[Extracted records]

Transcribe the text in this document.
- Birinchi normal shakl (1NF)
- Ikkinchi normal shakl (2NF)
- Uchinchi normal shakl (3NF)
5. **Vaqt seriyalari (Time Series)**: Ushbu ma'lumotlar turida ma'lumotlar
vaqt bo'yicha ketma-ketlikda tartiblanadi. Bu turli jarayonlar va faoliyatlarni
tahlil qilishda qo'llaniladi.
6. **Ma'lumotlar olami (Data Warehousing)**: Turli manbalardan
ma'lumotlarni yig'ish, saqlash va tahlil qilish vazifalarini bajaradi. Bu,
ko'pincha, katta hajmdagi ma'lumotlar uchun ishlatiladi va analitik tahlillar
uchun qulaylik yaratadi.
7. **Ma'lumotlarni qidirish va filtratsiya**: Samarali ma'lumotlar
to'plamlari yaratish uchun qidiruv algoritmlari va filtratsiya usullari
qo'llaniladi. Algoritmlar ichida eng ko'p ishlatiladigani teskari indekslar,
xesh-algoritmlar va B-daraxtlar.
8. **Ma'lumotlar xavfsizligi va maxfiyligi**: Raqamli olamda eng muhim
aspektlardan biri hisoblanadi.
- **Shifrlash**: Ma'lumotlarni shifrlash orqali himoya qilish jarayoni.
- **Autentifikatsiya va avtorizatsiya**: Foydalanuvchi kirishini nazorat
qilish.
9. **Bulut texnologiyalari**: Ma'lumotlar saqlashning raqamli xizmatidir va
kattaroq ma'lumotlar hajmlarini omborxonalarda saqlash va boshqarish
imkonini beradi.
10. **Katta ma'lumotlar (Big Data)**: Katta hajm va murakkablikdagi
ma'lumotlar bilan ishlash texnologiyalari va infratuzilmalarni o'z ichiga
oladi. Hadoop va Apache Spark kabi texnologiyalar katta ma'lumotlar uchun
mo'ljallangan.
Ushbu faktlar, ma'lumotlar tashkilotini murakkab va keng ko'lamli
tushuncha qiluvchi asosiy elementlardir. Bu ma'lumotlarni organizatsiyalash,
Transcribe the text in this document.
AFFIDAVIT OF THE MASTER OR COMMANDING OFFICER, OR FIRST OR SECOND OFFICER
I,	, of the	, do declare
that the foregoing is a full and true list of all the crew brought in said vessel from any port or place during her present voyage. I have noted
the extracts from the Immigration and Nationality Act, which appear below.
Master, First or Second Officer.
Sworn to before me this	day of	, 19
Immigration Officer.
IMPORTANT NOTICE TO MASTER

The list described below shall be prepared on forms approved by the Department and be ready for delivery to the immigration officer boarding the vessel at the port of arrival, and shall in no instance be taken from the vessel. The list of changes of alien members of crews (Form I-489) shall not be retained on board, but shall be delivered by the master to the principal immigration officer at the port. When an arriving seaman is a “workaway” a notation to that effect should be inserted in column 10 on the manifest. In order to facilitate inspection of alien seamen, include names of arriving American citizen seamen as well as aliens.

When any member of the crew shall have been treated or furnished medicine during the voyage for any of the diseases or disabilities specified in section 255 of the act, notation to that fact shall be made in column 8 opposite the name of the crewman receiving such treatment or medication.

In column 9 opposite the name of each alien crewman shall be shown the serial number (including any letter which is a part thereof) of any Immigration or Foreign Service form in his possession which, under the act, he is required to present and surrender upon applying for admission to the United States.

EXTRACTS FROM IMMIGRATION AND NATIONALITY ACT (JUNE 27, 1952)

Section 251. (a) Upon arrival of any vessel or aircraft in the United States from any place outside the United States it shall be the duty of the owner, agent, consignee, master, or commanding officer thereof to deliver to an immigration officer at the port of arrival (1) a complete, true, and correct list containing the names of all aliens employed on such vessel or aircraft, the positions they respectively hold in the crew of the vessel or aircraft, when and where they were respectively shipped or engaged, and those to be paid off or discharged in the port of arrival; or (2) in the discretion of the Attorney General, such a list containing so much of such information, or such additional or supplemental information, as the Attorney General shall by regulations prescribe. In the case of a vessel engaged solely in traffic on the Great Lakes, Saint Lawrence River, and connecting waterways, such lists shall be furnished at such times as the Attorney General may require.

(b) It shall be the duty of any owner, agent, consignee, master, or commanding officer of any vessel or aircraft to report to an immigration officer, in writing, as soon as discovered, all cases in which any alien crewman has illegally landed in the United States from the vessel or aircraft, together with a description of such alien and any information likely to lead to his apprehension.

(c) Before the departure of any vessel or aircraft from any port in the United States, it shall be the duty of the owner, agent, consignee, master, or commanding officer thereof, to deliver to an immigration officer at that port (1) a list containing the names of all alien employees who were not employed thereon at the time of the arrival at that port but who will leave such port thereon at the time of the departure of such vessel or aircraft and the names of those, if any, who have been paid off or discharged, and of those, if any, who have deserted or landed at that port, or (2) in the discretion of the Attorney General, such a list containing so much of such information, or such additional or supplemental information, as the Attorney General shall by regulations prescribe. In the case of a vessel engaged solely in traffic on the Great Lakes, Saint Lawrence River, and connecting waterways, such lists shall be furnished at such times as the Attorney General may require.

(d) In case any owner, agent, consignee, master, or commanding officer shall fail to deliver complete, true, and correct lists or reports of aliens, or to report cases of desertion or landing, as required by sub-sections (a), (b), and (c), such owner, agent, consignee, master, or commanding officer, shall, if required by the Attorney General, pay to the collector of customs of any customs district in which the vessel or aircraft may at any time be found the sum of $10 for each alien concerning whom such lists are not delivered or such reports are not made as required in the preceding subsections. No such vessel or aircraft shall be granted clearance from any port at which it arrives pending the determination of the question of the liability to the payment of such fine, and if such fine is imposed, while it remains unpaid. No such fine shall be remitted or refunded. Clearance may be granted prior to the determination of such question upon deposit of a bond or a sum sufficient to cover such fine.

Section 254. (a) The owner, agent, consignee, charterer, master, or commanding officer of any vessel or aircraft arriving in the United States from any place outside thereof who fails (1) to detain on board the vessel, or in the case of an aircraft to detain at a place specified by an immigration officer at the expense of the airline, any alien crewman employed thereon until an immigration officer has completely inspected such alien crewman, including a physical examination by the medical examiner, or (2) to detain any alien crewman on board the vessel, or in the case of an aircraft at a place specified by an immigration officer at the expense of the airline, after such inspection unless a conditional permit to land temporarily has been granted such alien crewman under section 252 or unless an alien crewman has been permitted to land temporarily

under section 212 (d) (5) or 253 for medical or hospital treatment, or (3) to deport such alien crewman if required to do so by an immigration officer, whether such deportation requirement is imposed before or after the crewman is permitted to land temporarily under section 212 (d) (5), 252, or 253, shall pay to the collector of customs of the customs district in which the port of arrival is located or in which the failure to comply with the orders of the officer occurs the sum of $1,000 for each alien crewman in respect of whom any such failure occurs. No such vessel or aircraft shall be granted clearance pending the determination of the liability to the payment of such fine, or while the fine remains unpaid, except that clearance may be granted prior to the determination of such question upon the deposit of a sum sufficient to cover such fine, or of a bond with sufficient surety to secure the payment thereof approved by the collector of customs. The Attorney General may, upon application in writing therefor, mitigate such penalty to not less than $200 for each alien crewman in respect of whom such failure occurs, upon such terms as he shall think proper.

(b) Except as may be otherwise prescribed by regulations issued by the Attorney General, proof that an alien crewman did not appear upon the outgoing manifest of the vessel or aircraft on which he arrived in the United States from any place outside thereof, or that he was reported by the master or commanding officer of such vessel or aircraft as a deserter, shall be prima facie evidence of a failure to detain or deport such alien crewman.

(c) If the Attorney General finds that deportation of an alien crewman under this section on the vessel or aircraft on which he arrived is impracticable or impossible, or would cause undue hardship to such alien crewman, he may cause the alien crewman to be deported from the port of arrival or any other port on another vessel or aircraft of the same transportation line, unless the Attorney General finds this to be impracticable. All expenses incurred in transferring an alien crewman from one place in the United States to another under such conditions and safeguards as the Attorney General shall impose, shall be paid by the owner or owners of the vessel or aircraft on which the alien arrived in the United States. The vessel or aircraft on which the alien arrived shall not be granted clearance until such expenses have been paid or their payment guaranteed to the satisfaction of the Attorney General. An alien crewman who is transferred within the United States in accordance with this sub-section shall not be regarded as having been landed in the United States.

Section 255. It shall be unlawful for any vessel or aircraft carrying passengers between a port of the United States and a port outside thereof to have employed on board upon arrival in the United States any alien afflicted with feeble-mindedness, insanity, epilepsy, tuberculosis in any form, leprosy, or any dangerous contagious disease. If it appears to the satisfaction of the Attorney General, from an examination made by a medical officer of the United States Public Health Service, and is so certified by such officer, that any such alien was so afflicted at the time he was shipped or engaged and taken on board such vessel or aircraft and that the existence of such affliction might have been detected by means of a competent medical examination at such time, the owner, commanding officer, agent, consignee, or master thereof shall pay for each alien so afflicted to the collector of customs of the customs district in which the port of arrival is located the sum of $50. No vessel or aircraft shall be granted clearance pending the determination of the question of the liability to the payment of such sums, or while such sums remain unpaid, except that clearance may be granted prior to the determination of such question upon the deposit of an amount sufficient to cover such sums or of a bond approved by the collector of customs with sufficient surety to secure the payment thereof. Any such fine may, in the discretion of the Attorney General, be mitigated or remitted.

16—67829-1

§ Objective: Only lines with the string "lumotlarni" belong in your answer; copy each one.

§ Expected output:
ma'lumotlarni yig'ish, saqlash va tahlil qilish vazifalarini bajaradi. Bu,
7. **Ma'lumotlarni qidirish va filtratsiya**: Samarali ma'lumotlar
- **Shifrlash**: Ma'lumotlarni shifrlash orqali himoya qilish jarayoni.
tushuncha qiluvchi asosiy elementlardir. Bu ma'lumotlarni organizatsiyalash,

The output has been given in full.